Stored records:
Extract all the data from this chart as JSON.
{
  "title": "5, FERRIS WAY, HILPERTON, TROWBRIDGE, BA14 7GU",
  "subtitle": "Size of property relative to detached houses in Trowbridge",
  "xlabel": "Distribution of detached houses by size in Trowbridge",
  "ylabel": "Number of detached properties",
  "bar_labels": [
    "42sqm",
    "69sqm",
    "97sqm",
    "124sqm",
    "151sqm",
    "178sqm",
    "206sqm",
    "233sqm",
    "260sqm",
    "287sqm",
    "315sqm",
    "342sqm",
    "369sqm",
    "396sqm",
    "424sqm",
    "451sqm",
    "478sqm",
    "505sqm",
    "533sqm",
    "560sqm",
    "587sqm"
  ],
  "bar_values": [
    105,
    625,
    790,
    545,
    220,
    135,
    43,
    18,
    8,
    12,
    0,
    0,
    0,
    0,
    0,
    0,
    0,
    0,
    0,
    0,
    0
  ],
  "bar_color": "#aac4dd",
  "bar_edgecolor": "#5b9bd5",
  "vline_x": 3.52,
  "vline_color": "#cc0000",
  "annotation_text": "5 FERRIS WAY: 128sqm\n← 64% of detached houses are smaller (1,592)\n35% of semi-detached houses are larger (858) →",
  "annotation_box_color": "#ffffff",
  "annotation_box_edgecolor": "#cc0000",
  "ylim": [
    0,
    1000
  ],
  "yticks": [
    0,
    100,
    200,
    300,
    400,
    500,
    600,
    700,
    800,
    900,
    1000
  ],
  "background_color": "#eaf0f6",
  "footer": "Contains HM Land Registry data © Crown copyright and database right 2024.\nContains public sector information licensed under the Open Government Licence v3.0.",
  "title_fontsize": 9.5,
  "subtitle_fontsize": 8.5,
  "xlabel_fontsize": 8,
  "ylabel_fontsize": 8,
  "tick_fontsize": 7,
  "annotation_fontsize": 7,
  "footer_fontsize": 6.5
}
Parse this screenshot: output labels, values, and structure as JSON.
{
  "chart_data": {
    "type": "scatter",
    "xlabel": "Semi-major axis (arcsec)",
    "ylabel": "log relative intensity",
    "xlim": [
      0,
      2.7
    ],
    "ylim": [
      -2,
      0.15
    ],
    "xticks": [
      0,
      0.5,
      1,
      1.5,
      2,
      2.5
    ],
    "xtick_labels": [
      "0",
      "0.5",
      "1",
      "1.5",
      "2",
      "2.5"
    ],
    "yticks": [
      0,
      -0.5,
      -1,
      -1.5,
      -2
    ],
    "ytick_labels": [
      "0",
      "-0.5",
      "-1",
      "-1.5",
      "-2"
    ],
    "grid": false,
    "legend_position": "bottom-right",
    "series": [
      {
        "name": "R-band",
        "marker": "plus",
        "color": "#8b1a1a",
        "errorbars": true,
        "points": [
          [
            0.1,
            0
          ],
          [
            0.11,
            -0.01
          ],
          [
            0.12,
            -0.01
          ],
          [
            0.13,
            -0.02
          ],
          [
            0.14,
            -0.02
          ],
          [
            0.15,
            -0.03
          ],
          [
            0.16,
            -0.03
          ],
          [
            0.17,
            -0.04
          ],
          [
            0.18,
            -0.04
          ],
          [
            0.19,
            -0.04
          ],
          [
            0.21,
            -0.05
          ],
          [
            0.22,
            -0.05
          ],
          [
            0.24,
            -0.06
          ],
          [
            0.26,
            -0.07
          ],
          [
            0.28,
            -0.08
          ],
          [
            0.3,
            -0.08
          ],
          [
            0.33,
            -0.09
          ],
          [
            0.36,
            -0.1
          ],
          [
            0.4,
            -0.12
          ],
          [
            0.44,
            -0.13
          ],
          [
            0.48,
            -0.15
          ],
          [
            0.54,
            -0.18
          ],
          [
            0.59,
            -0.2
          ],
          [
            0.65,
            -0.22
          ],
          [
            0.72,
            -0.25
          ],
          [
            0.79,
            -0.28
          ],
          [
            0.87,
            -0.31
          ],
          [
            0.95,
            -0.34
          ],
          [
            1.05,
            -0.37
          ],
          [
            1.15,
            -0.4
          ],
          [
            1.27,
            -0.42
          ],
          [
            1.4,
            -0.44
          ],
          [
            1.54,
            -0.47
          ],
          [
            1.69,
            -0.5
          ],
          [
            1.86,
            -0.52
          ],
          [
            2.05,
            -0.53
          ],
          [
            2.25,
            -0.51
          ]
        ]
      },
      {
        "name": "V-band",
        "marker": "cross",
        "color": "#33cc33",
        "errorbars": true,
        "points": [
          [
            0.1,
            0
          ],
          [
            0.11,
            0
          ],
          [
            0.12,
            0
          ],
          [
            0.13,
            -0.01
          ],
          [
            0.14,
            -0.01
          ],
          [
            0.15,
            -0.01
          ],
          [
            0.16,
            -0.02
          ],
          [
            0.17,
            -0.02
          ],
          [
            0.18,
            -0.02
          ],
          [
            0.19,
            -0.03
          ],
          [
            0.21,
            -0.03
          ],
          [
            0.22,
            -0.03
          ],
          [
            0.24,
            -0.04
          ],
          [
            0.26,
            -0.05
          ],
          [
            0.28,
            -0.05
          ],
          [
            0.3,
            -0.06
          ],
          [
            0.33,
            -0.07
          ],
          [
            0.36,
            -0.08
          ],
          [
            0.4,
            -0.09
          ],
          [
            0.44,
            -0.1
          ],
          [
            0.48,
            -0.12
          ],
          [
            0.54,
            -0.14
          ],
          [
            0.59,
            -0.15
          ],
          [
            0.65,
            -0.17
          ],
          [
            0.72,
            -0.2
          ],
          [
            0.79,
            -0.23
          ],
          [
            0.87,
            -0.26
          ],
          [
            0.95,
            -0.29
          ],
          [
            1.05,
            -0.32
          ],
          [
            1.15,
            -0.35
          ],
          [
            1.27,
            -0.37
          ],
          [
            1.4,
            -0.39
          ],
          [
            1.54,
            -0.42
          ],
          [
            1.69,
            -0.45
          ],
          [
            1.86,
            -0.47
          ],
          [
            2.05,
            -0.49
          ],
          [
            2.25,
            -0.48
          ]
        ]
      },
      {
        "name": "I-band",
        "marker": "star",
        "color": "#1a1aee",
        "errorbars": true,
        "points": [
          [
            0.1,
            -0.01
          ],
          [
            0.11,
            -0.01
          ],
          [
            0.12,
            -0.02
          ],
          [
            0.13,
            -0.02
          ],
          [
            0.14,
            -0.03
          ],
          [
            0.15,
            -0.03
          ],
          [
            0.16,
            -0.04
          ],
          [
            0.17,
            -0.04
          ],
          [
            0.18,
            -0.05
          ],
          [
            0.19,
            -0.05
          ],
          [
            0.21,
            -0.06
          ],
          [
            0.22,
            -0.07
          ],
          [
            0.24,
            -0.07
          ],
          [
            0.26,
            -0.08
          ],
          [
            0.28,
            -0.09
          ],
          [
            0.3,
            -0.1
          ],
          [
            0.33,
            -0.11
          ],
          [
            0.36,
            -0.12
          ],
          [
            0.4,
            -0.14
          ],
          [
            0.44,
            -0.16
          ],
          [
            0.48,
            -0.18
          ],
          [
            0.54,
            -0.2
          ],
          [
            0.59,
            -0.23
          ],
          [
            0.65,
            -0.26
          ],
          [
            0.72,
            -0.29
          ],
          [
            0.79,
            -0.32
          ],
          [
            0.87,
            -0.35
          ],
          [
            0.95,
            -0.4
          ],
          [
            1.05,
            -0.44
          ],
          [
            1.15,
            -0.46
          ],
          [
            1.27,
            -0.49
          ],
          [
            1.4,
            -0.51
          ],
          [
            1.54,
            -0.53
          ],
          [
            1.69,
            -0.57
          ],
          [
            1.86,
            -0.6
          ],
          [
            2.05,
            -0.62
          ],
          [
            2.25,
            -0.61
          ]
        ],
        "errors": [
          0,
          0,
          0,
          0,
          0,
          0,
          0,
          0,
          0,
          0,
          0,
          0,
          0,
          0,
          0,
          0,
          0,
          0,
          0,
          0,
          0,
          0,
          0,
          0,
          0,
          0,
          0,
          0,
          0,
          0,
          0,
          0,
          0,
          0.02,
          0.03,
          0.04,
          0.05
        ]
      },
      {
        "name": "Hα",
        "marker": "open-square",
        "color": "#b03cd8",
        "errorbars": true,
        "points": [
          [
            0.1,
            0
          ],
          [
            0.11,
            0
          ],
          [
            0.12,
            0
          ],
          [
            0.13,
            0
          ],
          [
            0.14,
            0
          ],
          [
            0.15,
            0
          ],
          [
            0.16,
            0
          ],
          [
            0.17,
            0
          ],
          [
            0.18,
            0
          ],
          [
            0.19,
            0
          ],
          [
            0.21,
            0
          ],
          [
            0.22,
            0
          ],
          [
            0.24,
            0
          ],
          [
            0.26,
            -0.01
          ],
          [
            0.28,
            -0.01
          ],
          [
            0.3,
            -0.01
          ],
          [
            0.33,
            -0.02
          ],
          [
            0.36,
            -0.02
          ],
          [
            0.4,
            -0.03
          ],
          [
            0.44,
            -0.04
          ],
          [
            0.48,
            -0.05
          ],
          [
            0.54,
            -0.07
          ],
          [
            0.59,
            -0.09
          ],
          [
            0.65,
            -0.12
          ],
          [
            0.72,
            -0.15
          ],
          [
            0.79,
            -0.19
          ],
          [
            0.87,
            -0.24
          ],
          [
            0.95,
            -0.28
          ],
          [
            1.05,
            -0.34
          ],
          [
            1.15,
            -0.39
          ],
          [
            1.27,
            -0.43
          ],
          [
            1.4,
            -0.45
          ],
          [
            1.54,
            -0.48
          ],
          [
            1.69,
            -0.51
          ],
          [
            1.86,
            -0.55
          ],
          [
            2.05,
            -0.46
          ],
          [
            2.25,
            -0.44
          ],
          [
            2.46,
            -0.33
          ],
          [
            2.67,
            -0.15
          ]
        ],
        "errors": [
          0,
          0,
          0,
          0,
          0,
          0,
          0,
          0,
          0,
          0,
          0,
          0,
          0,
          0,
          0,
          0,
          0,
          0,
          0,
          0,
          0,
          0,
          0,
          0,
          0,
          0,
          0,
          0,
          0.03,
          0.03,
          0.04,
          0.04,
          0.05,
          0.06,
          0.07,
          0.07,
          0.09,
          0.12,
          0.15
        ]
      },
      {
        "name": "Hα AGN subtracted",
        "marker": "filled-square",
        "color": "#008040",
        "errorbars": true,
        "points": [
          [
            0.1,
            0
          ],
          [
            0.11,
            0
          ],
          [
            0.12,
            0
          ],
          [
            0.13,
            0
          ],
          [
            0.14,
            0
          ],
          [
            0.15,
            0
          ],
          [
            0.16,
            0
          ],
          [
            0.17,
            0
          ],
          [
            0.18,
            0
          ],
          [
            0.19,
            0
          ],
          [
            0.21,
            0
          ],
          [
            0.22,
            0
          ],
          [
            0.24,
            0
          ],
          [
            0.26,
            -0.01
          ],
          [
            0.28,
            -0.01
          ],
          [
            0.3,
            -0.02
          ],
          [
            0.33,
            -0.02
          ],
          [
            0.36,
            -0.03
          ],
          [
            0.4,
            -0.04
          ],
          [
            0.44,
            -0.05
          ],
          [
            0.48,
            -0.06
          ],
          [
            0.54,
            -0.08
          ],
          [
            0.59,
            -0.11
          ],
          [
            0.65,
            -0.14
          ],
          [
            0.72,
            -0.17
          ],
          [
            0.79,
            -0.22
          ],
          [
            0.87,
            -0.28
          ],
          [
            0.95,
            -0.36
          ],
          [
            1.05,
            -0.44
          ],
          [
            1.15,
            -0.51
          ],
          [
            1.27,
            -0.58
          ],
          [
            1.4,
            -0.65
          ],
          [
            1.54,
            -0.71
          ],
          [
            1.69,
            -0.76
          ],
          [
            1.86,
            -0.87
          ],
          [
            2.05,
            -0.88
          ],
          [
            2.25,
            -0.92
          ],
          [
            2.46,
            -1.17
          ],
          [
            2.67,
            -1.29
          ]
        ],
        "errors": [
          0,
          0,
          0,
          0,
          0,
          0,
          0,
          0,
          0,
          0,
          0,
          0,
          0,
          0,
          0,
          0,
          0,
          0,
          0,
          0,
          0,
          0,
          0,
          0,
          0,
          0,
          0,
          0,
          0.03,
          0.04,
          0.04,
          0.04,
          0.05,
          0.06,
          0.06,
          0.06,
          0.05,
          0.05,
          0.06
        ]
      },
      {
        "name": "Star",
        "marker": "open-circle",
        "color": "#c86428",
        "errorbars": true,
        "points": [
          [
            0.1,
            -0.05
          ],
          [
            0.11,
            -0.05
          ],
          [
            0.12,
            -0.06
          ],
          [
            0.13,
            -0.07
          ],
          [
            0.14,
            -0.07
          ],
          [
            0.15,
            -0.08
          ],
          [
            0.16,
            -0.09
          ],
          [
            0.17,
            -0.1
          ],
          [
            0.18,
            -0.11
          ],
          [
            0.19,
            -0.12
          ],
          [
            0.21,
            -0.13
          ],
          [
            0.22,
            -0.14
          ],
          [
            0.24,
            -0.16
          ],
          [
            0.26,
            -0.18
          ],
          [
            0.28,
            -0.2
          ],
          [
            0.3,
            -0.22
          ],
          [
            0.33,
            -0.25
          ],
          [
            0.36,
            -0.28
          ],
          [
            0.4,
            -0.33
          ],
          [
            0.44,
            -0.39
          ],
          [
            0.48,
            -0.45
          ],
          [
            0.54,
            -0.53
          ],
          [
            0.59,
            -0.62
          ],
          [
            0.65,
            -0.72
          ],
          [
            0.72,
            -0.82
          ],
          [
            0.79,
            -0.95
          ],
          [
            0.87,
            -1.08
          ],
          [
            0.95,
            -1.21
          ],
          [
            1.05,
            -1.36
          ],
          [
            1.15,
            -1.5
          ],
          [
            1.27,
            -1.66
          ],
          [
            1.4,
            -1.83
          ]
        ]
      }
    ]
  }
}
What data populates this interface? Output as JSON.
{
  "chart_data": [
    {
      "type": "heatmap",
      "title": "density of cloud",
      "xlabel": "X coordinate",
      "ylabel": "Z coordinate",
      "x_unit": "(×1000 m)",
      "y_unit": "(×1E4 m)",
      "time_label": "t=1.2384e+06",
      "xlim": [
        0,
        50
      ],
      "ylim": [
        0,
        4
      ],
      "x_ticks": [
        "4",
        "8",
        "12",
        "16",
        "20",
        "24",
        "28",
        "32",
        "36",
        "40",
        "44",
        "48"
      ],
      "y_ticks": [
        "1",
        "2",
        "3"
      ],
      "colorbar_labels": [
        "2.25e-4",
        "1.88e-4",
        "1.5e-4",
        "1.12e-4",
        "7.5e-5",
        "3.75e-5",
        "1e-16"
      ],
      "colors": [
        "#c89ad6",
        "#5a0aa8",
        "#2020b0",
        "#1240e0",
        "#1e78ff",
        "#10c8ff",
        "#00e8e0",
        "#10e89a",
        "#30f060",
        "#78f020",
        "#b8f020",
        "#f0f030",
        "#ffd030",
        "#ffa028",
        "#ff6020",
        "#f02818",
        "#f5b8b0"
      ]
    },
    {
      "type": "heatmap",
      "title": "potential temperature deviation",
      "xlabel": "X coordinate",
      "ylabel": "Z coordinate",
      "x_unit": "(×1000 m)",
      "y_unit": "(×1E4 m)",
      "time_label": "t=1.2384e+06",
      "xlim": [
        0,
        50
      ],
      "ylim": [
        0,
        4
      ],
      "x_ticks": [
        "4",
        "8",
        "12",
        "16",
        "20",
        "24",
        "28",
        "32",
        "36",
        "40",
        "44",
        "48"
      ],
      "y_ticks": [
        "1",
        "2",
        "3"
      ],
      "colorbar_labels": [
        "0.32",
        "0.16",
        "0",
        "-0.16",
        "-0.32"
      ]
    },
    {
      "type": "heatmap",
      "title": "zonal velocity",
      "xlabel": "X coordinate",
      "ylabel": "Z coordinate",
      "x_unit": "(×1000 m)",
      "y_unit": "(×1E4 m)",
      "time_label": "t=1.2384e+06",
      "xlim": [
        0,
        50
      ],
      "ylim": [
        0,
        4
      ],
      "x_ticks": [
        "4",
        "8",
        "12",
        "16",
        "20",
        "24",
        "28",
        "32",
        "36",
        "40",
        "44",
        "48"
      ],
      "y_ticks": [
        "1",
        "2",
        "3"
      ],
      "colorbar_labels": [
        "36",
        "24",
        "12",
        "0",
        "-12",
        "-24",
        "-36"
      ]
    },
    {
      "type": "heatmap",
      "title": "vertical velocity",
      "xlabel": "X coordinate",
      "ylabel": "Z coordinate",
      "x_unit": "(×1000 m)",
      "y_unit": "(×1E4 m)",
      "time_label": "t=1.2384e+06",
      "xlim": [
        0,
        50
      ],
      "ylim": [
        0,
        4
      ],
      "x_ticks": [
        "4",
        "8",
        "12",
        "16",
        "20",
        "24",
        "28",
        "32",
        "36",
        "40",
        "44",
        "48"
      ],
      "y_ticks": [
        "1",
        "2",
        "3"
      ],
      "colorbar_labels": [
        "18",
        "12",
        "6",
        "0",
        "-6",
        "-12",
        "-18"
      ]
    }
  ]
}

-- What this task involves --
All lines holding the word "right" should be picked out and copied.

-- Written response --
  "footer": "Contains HM Land Registry data © Crown copyright and database right 2024.\nContains public sector information licensed under the Open Government Licence v3.0.",
    "legend_position": "bottom-right",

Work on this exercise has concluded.